--- start of Extracted records ---

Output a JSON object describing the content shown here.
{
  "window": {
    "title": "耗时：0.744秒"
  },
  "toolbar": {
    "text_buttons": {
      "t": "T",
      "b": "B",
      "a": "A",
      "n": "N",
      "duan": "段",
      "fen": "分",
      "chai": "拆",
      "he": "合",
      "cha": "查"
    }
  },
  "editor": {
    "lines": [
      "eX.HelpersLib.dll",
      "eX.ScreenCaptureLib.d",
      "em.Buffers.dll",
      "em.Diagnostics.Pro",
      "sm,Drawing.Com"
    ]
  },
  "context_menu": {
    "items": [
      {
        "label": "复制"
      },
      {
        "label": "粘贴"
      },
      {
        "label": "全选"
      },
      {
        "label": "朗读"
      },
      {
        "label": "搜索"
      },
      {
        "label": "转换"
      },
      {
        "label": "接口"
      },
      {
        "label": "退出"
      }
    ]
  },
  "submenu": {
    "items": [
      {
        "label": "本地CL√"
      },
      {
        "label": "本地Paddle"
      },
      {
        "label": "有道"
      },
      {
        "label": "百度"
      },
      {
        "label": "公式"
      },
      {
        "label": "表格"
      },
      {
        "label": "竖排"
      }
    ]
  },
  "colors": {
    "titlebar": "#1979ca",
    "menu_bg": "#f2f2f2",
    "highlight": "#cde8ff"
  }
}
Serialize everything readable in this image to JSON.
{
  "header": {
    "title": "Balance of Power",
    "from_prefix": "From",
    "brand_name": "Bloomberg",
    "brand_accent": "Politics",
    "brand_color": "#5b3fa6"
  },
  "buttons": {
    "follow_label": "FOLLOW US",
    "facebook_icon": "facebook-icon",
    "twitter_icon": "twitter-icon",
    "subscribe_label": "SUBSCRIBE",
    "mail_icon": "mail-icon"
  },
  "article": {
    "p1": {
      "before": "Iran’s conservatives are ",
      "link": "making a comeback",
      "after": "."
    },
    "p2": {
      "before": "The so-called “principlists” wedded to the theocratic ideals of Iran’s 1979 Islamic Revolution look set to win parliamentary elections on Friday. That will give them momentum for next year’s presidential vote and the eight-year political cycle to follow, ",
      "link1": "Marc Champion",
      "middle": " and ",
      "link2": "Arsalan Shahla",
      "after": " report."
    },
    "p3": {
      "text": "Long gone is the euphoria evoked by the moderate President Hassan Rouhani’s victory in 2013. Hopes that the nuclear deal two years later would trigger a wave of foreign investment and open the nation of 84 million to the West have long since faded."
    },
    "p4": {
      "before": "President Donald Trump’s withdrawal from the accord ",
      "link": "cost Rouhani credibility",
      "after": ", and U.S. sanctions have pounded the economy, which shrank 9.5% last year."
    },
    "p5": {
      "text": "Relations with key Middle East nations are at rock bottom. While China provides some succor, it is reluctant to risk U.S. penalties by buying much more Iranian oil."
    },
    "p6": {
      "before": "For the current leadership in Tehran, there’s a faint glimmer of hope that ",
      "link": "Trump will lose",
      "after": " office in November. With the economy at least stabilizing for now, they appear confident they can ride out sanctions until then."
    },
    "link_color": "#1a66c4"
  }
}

--- end of Extracted records ---

Each line of the listing above should be output exactly.

Result below:
Output a JSON object describing the content shown here.
{
  "window": {
    "title": "耗时：0.744秒"
  },
  "toolbar": {
    "text_buttons": {
      "t": "T",
      "b": "B",
      "a": "A",
      "n": "N",
      "duan": "段",
      "fen": "分",
      "chai": "拆",
      "he": "合",
      "cha": "查"
    }
  },
  "editor": {
    "lines": [
      "eX.HelpersLib.dll",
      "eX.ScreenCaptureLib.d",
      "em.Buffers.dll",
      "em.Diagnostics.Pro",
      "sm,Drawing.Com"
    ]
  },
  "context_menu": {
    "items": [
      {
        "label": "复制"
      },
      {
        "label": "粘贴"
      },
      {
        "label": "全选"
      },
      {
        "label": "朗读"
      },
      {
        "label": "搜索"
      },
      {
        "label": "转换"
      },
      {
        "label": "接口"
      },
      {
        "label": "退出"
      }
    ]
  },
  "submenu": {
    "items": [
      {
        "label": "本地CL√"
      },
      {
        "label": "本地Paddle"
      },
      {
        "label": "有道"
      },
      {
        "label": "百度"
      },
      {
        "label": "公式"
      },
      {
        "label": "表格"
      },
      {
        "label": "竖排"
      }
    ]
  },
  "colors": {
    "titlebar": "#1979ca",
    "menu_bg": "#f2f2f2",
    "highlight": "#cde8ff"
  }
}
Serialize everything readable in this image to JSON.
{
  "header": {
    "title": "Balance of Power",
    "from_prefix": "From",
    "brand_name": "Bloomberg",
    "brand_accent": "Politics",
    "brand_color": "#5b3fa6"
  },
  "buttons": {
    "follow_label": "FOLLOW US",
    "facebook_icon": "facebook-icon",
    "twitter_icon": "twitter-icon",
    "subscribe_label": "SUBSCRIBE",
    "mail_icon": "mail-icon"
  },
  "article": {
    "p1": {
      "before": "Iran’s conservatives are ",
      "link": "making a comeback",
      "after": "."
    },
    "p2": {
      "before": "The so-called “principlists” wedded to the theocratic ideals of Iran’s 1979 Islamic Revolution look set to win parliamentary elections on Friday. That will give them momentum for next year’s presidential vote and the eight-year political cycle to follow, ",
      "link1": "Marc Champion",
      "middle": " and ",
      "link2": "Arsalan Shahla",
      "after": " report."
    },
    "p3": {
      "text": "Long gone is the euphoria evoked by the moderate President Hassan Rouhani’s victory in 2013. Hopes that the nuclear deal two years later would trigger a wave of foreign investment and open the nation of 84 million to the West have long since faded."
    },
    "p4": {
      "before": "President Donald Trump’s withdrawal from the accord ",
      "link": "cost Rouhani credibility",
      "after": ", and U.S. sanctions have pounded the economy, which shrank 9.5% last year."
    },
    "p5": {
      "text": "Relations with key Middle East nations are at rock bottom. While China provides some succor, it is reluctant to risk U.S. penalties by buying much more Iranian oil."
    },
    "p6": {
      "before": "For the current leadership in Tehran, there’s a faint glimmer of hope that ",
      "link": "Trump will lose",
      "after": " office in November. With the economy at least stabilizing for now, they appear confident they can ride out sanctions until then."
    },
    "link_color": "#1a66c4"
  }
}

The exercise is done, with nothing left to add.